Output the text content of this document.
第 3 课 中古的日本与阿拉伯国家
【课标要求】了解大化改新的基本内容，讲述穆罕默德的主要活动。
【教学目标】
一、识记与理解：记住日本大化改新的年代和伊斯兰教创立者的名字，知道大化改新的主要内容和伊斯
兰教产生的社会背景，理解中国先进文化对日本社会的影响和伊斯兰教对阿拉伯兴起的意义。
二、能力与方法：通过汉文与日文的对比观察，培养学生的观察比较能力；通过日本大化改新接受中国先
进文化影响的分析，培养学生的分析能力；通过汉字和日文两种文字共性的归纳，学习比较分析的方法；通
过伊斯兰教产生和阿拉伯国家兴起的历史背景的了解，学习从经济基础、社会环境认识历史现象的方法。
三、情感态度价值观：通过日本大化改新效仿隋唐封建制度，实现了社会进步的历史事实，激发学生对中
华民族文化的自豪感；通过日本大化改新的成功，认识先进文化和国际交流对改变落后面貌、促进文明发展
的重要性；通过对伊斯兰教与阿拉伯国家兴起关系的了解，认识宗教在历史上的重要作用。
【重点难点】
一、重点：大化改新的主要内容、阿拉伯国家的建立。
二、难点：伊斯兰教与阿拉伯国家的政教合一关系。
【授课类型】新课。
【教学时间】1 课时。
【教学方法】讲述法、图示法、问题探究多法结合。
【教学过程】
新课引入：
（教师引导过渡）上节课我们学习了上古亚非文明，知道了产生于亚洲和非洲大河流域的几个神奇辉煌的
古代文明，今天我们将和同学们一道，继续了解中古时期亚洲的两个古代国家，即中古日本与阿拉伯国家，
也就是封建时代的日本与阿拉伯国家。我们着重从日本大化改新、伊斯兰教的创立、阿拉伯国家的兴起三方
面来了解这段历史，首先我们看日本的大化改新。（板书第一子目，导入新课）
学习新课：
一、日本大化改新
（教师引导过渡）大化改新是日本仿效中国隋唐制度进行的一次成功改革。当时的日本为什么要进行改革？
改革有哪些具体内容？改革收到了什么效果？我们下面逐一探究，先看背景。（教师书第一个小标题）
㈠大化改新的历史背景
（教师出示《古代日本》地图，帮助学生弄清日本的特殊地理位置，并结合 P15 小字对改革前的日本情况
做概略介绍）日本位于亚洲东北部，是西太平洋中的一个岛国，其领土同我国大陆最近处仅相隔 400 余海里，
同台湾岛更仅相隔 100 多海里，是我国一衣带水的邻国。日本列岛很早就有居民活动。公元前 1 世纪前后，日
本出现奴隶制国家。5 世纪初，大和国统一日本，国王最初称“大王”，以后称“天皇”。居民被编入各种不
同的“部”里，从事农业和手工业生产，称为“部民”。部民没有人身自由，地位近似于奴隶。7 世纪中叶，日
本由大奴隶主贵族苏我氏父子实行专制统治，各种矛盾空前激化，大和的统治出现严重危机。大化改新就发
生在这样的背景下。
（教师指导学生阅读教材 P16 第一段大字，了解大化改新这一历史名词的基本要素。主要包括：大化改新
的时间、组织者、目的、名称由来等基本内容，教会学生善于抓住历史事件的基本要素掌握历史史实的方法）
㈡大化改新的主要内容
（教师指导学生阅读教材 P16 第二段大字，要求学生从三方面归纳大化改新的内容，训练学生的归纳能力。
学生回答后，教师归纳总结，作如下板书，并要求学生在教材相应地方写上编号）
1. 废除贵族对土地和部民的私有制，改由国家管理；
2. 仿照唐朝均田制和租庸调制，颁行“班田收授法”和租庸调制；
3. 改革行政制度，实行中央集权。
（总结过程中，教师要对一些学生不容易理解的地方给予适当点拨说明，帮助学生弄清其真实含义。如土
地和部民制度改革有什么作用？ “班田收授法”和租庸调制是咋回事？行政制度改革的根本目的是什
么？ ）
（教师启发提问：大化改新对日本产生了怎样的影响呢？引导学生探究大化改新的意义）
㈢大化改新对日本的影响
====
Exercise details: From the data above, gather every line that includes the word "教师引导过渡".

Output:
（教师引导过渡）上节课我们学习了上古亚非文明，知道了产生于亚洲和非洲大河流域的几个神奇辉煌的
（教师引导过渡）大化改新是日本仿效中国隋唐制度进行的一次成功改革。当时的日本为什么要进行改革？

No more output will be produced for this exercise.